>>>>
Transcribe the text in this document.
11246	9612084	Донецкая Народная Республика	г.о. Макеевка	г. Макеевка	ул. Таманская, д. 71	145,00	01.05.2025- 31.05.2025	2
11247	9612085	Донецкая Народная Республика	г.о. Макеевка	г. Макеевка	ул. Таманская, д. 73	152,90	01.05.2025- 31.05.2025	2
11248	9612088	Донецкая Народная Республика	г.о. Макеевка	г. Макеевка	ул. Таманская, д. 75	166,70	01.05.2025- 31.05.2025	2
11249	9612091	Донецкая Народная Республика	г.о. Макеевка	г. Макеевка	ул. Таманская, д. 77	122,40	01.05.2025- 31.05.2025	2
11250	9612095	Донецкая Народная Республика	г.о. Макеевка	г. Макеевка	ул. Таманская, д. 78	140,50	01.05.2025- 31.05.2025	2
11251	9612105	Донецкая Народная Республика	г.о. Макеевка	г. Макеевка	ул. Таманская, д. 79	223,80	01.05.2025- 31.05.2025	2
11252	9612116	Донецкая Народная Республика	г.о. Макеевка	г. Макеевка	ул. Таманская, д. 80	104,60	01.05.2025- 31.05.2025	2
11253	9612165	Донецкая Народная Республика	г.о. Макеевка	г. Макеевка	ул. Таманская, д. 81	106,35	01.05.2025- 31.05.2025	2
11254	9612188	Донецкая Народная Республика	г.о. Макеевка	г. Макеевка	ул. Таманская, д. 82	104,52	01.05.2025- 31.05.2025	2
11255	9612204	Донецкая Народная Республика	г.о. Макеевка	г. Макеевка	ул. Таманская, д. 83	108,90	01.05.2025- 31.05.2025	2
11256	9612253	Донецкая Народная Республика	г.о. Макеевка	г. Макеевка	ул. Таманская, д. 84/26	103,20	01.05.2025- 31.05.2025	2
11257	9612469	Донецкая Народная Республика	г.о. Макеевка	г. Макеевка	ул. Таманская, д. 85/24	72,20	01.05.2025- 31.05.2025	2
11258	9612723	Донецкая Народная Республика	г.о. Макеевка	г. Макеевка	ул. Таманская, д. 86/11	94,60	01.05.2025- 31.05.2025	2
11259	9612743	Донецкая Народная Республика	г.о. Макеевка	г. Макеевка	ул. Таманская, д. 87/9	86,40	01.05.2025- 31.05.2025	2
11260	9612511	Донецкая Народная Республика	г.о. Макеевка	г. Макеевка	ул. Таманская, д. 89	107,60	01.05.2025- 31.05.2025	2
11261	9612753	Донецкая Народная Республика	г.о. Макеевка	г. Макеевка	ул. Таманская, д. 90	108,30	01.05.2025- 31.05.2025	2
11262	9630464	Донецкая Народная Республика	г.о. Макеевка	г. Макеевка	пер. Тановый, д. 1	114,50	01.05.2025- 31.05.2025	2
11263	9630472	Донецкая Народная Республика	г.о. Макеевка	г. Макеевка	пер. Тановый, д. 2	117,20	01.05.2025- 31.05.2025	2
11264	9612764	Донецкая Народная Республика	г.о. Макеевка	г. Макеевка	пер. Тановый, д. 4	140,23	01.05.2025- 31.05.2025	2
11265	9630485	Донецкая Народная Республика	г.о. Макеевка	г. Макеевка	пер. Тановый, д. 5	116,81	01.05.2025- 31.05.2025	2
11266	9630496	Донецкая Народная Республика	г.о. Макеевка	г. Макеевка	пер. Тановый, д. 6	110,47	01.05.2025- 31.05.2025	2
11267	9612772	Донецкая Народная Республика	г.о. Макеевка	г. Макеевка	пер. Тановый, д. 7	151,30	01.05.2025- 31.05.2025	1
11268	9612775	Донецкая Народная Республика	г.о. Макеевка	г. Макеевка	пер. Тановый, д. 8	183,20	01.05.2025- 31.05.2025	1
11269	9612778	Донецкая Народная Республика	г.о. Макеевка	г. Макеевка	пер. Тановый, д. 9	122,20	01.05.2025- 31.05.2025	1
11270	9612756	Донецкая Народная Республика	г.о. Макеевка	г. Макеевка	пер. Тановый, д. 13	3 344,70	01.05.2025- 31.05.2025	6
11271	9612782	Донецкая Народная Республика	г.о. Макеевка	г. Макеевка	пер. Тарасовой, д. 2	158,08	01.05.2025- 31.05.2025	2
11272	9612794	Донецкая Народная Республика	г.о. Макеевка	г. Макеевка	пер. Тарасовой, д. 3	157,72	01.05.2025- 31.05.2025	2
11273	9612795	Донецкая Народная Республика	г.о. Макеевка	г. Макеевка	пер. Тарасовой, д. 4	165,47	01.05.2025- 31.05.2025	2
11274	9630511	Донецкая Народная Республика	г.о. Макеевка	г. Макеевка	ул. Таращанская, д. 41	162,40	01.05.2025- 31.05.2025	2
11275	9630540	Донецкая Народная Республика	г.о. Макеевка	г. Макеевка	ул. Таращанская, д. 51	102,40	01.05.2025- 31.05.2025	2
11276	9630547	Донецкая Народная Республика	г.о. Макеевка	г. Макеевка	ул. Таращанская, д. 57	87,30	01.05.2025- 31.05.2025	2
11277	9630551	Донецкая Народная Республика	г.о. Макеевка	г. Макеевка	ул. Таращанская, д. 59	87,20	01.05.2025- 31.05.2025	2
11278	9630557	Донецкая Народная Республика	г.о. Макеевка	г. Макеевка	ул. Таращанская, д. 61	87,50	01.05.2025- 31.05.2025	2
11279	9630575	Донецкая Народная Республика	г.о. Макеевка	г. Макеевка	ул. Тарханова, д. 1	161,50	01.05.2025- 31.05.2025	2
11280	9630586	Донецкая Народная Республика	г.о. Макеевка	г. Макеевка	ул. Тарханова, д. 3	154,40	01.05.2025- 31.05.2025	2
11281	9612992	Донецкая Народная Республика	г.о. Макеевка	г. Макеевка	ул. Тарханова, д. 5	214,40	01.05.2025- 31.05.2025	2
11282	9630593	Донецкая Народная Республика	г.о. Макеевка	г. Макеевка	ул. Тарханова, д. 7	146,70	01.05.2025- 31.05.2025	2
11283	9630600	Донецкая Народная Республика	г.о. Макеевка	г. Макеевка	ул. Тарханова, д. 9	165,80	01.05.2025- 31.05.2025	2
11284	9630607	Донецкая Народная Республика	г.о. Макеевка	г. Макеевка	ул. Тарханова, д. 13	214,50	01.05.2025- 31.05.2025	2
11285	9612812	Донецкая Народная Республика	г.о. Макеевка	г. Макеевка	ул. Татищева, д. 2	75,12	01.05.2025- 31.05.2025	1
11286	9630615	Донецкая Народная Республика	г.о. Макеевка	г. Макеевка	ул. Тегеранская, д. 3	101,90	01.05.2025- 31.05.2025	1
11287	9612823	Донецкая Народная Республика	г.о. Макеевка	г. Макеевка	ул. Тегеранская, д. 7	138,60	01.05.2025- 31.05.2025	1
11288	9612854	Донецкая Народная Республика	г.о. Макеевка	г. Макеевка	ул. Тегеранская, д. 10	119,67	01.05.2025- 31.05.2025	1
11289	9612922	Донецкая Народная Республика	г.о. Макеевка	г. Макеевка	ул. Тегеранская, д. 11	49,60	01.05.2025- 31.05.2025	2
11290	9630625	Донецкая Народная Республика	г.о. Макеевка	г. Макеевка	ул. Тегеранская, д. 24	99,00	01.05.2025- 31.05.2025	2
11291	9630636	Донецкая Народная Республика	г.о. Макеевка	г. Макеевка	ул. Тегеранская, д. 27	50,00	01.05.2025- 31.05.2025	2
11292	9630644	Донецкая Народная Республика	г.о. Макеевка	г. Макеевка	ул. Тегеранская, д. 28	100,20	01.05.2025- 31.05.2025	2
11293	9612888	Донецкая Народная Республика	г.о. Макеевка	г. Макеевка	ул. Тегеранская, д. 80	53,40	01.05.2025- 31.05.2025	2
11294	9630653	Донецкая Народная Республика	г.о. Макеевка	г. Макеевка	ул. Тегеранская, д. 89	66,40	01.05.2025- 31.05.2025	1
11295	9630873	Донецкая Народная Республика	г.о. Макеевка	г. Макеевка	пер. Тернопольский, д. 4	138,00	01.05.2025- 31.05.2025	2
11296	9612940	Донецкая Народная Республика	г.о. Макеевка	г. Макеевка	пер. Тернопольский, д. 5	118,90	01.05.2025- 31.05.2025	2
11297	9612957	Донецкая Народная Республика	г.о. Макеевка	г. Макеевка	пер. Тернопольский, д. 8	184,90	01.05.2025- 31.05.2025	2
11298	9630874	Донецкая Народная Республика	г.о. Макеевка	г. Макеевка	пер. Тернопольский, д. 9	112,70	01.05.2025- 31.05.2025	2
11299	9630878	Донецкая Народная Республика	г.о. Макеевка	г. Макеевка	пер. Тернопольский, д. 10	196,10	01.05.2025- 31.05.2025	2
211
<<<<
• _TASK DIRECTIONS_
Count the lines in the material above where the string "Тарасовой" appears, then state only that count.

• _RESULT_
3